◆ The task ◆
Locate the lines that hold the string "likely". Copy every such line.

--------

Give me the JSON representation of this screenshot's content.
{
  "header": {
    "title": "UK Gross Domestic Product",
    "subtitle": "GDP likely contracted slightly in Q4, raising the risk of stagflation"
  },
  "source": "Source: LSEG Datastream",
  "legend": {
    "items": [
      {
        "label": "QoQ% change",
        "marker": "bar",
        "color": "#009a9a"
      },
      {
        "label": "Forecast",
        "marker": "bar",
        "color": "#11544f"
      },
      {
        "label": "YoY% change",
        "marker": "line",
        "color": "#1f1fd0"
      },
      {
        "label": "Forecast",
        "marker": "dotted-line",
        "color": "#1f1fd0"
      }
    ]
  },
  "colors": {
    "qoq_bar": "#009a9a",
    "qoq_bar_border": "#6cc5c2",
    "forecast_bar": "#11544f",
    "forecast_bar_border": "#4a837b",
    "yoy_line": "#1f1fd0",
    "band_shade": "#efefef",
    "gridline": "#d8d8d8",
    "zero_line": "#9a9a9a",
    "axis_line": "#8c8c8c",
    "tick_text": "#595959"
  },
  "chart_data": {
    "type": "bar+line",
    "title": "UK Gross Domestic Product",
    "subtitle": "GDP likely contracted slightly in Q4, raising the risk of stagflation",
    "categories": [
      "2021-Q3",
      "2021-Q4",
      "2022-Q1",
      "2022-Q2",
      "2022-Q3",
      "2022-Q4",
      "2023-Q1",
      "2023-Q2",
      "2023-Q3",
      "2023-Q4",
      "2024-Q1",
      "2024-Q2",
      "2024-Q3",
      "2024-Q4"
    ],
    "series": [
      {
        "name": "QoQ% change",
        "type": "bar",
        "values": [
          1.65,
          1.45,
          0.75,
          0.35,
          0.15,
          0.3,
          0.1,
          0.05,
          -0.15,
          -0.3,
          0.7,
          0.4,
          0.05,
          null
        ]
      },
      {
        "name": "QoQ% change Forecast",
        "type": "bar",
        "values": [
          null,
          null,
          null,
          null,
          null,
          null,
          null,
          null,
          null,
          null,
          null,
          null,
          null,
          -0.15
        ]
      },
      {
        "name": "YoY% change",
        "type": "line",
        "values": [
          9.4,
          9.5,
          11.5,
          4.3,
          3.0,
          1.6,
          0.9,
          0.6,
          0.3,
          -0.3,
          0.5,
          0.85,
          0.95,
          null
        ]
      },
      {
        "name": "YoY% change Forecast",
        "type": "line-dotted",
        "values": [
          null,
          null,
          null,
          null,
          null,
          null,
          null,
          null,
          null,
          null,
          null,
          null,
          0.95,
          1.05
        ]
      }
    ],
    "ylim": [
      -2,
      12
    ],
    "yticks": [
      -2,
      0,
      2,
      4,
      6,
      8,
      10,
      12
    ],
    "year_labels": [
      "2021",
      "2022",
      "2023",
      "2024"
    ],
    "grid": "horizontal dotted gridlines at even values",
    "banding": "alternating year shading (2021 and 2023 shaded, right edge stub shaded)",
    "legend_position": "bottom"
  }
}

--------

◆ Solution ◆
    "subtitle": "GDP likely contracted slightly in Q4, raising the risk of stagflation"
    "subtitle": "GDP likely contracted slightly in Q4, raising the risk of stagflation",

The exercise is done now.